- _Given exercise_:
Return the whole listing exactly as it stands.

Stored entries
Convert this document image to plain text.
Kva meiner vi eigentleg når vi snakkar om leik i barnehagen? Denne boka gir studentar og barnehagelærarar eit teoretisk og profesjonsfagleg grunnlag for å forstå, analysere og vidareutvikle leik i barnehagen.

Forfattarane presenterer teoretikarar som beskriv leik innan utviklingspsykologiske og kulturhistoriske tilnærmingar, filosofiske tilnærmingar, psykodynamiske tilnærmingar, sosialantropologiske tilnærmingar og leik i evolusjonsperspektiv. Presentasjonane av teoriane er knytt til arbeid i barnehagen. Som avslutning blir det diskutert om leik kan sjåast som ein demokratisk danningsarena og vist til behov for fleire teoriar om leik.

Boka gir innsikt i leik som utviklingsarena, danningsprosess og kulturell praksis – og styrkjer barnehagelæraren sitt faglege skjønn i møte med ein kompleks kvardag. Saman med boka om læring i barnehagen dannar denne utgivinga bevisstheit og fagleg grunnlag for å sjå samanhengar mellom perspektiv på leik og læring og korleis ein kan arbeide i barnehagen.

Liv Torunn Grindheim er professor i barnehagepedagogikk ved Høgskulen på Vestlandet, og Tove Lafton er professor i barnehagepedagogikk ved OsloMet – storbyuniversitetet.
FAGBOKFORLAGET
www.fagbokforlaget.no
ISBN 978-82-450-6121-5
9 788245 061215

- _Exercise result_:
Convert this document image to plain text.
Kva meiner vi eigentleg når vi snakkar om leik i barnehagen? Denne boka gir studentar og barnehagelærarar eit teoretisk og profesjonsfagleg grunnlag for å forstå, analysere og vidareutvikle leik i barnehagen.

Forfattarane presenterer teoretikarar som beskriv leik innan utviklingspsykologiske og kulturhistoriske tilnærmingar, filosofiske tilnærmingar, psykodynamiske tilnærmingar, sosialantropologiske tilnærmingar og leik i evolusjonsperspektiv. Presentasjonane av teoriane er knytt til arbeid i barnehagen. Som avslutning blir det diskutert om leik kan sjåast som ein demokratisk danningsarena og vist til behov for fleire teoriar om leik.

Boka gir innsikt i leik som utviklingsarena, danningsprosess og kulturell praksis – og styrkjer barnehagelæraren sitt faglege skjønn i møte med ein kompleks kvardag. Saman med boka om læring i barnehagen dannar denne utgivinga bevisstheit og fagleg grunnlag for å sjå samanhengar mellom perspektiv på leik og læring og korleis ein kan arbeide i barnehagen.

Liv Torunn Grindheim er professor i barnehagepedagogikk ved Høgskulen på Vestlandet, og Tove Lafton er professor i barnehagepedagogikk ved OsloMet – storbyuniversitetet.
FAGBOKFORLAGET
www.fagbokforlaget.no
ISBN 978-82-450-6121-5
9 788245 061215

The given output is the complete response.